#### [Goal]
Restate the full set of records exactly, without adding or dropping a word.

--- Start Entries provided ---

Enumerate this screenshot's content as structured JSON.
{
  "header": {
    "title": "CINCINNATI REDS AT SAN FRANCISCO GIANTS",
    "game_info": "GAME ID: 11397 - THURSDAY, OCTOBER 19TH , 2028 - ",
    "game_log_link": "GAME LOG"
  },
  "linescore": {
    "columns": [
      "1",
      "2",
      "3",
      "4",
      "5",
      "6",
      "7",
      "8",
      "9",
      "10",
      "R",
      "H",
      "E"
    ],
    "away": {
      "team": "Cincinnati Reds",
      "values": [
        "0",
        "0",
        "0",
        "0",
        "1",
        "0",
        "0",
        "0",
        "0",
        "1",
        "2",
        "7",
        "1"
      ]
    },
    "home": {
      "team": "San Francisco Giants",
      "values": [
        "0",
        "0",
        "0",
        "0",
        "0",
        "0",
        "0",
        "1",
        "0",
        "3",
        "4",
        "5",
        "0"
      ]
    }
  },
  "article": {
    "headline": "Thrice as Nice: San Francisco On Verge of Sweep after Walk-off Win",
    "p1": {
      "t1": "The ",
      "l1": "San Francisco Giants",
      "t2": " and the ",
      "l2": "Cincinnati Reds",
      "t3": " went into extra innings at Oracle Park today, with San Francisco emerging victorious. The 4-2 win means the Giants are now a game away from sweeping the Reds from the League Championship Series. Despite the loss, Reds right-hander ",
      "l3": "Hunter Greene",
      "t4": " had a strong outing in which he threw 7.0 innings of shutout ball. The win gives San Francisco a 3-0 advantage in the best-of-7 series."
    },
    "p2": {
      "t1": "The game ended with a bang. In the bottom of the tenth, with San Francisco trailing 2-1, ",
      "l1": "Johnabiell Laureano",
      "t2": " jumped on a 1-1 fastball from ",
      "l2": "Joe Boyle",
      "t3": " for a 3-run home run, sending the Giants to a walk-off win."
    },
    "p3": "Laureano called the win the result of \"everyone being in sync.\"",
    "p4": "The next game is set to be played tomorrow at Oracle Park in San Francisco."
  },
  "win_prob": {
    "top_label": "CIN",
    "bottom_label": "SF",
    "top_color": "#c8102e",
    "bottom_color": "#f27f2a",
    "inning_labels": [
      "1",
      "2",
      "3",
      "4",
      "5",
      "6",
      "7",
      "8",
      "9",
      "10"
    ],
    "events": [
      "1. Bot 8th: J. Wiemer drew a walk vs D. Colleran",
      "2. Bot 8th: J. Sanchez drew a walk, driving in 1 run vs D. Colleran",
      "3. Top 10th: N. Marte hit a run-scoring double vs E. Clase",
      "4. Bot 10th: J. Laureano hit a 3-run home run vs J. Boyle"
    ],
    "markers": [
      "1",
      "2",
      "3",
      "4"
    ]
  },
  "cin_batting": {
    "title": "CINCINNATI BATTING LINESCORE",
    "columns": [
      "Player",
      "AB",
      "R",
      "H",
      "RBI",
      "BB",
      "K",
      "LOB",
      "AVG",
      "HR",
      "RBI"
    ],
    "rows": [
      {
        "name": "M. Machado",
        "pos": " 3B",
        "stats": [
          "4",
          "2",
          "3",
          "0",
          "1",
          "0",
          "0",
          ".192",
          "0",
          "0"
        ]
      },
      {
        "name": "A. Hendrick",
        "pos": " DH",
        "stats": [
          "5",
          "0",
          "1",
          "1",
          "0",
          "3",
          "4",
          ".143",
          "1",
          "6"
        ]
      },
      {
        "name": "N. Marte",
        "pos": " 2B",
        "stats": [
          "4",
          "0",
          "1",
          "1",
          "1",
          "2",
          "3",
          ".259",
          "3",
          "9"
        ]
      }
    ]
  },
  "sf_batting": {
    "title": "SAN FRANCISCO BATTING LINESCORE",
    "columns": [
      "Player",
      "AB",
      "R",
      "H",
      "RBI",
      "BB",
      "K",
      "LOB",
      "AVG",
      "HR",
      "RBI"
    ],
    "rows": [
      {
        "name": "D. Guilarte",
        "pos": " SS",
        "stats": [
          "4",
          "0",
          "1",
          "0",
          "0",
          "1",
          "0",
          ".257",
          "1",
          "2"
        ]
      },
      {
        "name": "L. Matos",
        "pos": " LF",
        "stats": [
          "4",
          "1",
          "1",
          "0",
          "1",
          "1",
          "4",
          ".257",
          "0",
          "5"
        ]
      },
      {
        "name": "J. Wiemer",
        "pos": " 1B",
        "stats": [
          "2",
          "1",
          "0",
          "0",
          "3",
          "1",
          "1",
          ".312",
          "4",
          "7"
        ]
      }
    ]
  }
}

--- End Entries provided ---

#### [Result for this task]
Enumerate this screenshot's content as structured JSON.
{
  "header": {
    "title": "CINCINNATI REDS AT SAN FRANCISCO GIANTS",
    "game_info": "GAME ID: 11397 - THURSDAY, OCTOBER 19TH , 2028 - ",
    "game_log_link": "GAME LOG"
  },
  "linescore": {
    "columns": [
      "1",
      "2",
      "3",
      "4",
      "5",
      "6",
      "7",
      "8",
      "9",
      "10",
      "R",
      "H",
      "E"
    ],
    "away": {
      "team": "Cincinnati Reds",
      "values": [
        "0",
        "0",
        "0",
        "0",
        "1",
        "0",
        "0",
        "0",
        "0",
        "1",
        "2",
        "7",
        "1"
      ]
    },
    "home": {
      "team": "San Francisco Giants",
      "values": [
        "0",
        "0",
        "0",
        "0",
        "0",
        "0",
        "0",
        "1",
        "0",
        "3",
        "4",
        "5",
        "0"
      ]
    }
  },
  "article": {
    "headline": "Thrice as Nice: San Francisco On Verge of Sweep after Walk-off Win",
    "p1": {
      "t1": "The ",
      "l1": "San Francisco Giants",
      "t2": " and the ",
      "l2": "Cincinnati Reds",
      "t3": " went into extra innings at Oracle Park today, with San Francisco emerging victorious. The 4-2 win means the Giants are now a game away from sweeping the Reds from the League Championship Series. Despite the loss, Reds right-hander ",
      "l3": "Hunter Greene",
      "t4": " had a strong outing in which he threw 7.0 innings of shutout ball. The win gives San Francisco a 3-0 advantage in the best-of-7 series."
    },
    "p2": {
      "t1": "The game ended with a bang. In the bottom of the tenth, with San Francisco trailing 2-1, ",
      "l1": "Johnabiell Laureano",
      "t2": " jumped on a 1-1 fastball from ",
      "l2": "Joe Boyle",
      "t3": " for a 3-run home run, sending the Giants to a walk-off win."
    },
    "p3": "Laureano called the win the result of \"everyone being in sync.\"",
    "p4": "The next game is set to be played tomorrow at Oracle Park in San Francisco."
  },
  "win_prob": {
    "top_label": "CIN",
    "bottom_label": "SF",
    "top_color": "#c8102e",
    "bottom_color": "#f27f2a",
    "inning_labels": [
      "1",
      "2",
      "3",
      "4",
      "5",
      "6",
      "7",
      "8",
      "9",
      "10"
    ],
    "events": [
      "1. Bot 8th: J. Wiemer drew a walk vs D. Colleran",
      "2. Bot 8th: J. Sanchez drew a walk, driving in 1 run vs D. Colleran",
      "3. Top 10th: N. Marte hit a run-scoring double vs E. Clase",
      "4. Bot 10th: J. Laureano hit a 3-run home run vs J. Boyle"
    ],
    "markers": [
      "1",
      "2",
      "3",
      "4"
    ]
  },
  "cin_batting": {
    "title": "CINCINNATI BATTING LINESCORE",
    "columns": [
      "Player",
      "AB",
      "R",
      "H",
      "RBI",
      "BB",
      "K",
      "LOB",
      "AVG",
      "HR",
      "RBI"
    ],
    "rows": [
      {
        "name": "M. Machado",
        "pos": " 3B",
        "stats": [
          "4",
          "2",
          "3",
          "0",
          "1",
          "0",
          "0",
          ".192",
          "0",
          "0"
        ]
      },
      {
        "name": "A. Hendrick",
        "pos": " DH",
        "stats": [
          "5",
          "0",
          "1",
          "1",
          "0",
          "3",
          "4",
          ".143",
          "1",
          "6"
        ]
      },
      {
        "name": "N. Marte",
        "pos": " 2B",
        "stats": [
          "4",
          "0",
          "1",
          "1",
          "1",
          "2",
          "3",
          ".259",
          "3",
          "9"
        ]
      }
    ]
  },
  "sf_batting": {
    "title": "SAN FRANCISCO BATTING LINESCORE",
    "columns": [
      "Player",
      "AB",
      "R",
      "H",
      "RBI",
      "BB",
      "K",
      "LOB",
      "AVG",
      "HR",
      "RBI"
    ],
    "rows": [
      {
        "name": "D. Guilarte",
        "pos": " SS",
        "stats": [
          "4",
          "0",
          "1",
          "0",
          "0",
          "1",
          "0",
          ".257",
          "1",
          "2"
        ]
      },
      {
        "name": "L. Matos",
        "pos": " LF",
        "stats": [
          "4",
          "1",
          "1",
          "0",
          "1",
          "1",
          "4",
          ".257",
          "0",
          "5"
        ]
      },
      {
        "name": "J. Wiemer",
        "pos": " 1B",
        "stats": [
          "2",
          "1",
          "0",
          "0",
          "3",
          "1",
          "1",
          ".312",
          "4",
          "7"
        ]
      }
    ]
  }
}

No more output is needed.